> _PROBLEM DETAILS_:
Report only how many lines hold the word "DistributedCOM".

> _DATASET EXTRACT_:
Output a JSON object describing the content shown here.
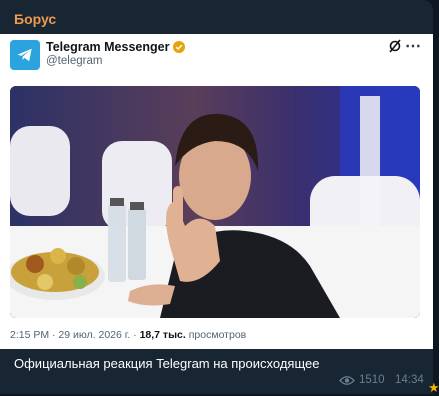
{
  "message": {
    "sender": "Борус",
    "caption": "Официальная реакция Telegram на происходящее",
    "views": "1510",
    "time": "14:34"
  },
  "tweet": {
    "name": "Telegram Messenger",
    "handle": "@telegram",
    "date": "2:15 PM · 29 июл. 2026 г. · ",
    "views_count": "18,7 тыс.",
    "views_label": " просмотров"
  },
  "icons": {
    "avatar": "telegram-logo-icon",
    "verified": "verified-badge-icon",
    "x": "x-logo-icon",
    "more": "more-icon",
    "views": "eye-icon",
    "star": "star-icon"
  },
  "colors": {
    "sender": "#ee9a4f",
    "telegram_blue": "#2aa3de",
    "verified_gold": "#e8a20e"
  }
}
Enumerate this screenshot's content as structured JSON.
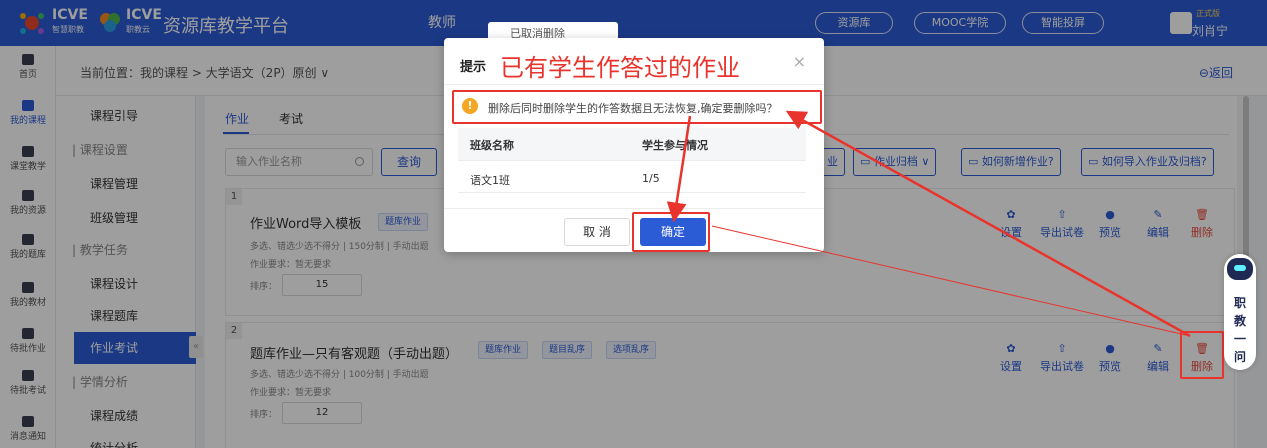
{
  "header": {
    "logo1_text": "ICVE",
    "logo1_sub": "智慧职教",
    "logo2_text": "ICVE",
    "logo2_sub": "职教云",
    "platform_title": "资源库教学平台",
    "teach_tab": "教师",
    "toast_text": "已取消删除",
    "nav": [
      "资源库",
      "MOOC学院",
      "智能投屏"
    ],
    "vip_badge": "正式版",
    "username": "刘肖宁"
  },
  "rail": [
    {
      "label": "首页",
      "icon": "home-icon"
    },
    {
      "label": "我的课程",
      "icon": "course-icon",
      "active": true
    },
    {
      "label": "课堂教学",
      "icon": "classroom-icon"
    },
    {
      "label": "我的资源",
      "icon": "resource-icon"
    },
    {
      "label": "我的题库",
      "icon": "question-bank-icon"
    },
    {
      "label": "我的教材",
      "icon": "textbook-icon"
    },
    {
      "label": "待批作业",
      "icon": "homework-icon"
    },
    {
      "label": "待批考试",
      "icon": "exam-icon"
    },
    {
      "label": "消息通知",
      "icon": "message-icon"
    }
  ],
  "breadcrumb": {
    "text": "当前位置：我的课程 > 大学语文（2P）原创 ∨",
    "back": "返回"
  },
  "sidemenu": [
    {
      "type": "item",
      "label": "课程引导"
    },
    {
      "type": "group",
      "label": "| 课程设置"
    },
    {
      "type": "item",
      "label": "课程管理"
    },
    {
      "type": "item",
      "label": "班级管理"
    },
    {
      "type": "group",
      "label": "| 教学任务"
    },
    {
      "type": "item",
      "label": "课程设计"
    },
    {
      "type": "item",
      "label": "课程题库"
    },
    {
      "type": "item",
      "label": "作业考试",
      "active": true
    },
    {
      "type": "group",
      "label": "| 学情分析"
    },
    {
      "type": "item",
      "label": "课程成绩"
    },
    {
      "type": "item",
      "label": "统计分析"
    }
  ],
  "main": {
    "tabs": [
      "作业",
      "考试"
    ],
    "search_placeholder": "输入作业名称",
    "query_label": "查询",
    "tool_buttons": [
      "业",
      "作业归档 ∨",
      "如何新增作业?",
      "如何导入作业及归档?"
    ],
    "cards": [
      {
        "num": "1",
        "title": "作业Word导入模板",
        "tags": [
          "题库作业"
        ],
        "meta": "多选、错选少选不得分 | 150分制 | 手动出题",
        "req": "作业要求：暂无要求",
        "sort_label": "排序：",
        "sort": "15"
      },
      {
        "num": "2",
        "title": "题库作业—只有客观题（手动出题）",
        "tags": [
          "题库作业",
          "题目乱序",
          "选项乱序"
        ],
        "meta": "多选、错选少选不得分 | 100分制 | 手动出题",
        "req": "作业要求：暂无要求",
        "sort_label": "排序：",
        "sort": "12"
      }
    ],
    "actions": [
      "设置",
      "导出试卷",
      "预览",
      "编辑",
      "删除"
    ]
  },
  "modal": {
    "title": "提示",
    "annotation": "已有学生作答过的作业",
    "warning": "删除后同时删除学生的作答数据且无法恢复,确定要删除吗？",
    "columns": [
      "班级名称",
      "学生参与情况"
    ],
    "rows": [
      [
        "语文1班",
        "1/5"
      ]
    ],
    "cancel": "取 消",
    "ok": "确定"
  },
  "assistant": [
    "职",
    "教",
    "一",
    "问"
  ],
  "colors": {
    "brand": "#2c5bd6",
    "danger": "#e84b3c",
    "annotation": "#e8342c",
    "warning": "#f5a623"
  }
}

==

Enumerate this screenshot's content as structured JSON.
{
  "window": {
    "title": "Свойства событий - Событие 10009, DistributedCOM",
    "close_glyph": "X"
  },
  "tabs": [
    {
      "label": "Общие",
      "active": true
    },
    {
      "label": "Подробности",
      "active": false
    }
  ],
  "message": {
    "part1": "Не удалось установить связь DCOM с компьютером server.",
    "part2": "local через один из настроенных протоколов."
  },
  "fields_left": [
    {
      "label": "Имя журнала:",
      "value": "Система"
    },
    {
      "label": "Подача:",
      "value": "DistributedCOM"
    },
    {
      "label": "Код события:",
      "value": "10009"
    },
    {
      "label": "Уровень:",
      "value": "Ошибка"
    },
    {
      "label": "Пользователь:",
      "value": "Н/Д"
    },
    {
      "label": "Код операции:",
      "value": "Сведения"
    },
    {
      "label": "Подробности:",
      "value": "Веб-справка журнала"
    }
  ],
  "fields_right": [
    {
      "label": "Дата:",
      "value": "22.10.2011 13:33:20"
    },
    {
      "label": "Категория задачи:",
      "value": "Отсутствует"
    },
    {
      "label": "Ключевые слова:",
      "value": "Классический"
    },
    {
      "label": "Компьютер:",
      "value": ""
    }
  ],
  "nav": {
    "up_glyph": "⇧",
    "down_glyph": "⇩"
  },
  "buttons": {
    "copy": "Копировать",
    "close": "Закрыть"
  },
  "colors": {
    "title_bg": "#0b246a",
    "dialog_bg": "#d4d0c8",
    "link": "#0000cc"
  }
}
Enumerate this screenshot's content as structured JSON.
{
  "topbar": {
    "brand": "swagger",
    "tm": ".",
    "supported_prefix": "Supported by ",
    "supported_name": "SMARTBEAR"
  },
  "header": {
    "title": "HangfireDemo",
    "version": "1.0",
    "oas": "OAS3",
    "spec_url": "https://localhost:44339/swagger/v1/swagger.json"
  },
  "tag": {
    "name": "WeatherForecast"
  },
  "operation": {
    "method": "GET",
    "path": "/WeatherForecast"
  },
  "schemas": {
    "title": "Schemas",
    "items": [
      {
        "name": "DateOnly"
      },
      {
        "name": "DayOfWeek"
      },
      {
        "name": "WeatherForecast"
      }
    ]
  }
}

> _ANSWER IN FULL_:
2